How many lines hold the string "this"? Reply with the number alone.

▶ [PROVIDED RECORDS]:
------------------------------------------------------------
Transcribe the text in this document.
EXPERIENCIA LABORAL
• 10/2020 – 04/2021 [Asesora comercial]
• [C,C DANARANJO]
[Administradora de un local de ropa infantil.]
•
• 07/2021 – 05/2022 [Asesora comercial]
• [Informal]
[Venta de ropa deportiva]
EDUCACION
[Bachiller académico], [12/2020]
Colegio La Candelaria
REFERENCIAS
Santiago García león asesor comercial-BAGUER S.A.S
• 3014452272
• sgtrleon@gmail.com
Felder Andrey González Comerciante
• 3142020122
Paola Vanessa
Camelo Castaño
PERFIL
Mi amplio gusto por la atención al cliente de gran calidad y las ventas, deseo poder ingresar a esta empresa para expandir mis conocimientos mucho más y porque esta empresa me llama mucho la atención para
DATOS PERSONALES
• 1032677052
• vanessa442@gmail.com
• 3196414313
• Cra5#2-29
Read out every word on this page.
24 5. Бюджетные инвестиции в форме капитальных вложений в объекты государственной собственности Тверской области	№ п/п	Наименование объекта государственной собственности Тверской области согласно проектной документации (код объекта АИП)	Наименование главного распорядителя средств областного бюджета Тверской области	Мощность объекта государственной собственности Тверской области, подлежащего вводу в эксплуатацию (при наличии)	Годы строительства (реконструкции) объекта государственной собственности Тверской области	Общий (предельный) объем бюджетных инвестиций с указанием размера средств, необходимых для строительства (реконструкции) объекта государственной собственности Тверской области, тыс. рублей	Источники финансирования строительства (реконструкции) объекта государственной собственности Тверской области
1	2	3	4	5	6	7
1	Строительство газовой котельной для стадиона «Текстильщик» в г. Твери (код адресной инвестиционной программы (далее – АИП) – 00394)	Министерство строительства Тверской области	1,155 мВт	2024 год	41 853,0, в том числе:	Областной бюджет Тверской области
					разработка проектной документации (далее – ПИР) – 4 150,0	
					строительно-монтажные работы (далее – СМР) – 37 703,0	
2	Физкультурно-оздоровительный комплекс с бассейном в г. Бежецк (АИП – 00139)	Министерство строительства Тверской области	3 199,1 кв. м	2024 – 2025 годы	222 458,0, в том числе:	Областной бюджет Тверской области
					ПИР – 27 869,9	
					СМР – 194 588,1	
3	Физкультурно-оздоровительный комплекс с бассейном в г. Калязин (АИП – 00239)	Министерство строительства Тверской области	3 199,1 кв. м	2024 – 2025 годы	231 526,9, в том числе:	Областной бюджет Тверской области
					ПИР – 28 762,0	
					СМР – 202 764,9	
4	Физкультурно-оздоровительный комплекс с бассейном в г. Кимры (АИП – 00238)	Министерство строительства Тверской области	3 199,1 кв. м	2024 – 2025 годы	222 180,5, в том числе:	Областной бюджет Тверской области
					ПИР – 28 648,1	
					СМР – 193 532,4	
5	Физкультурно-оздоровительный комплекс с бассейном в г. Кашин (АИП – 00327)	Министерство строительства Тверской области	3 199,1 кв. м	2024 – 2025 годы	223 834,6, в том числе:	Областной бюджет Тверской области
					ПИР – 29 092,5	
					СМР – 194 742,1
------------------------------------------------------------
▶ [RESULT]: 2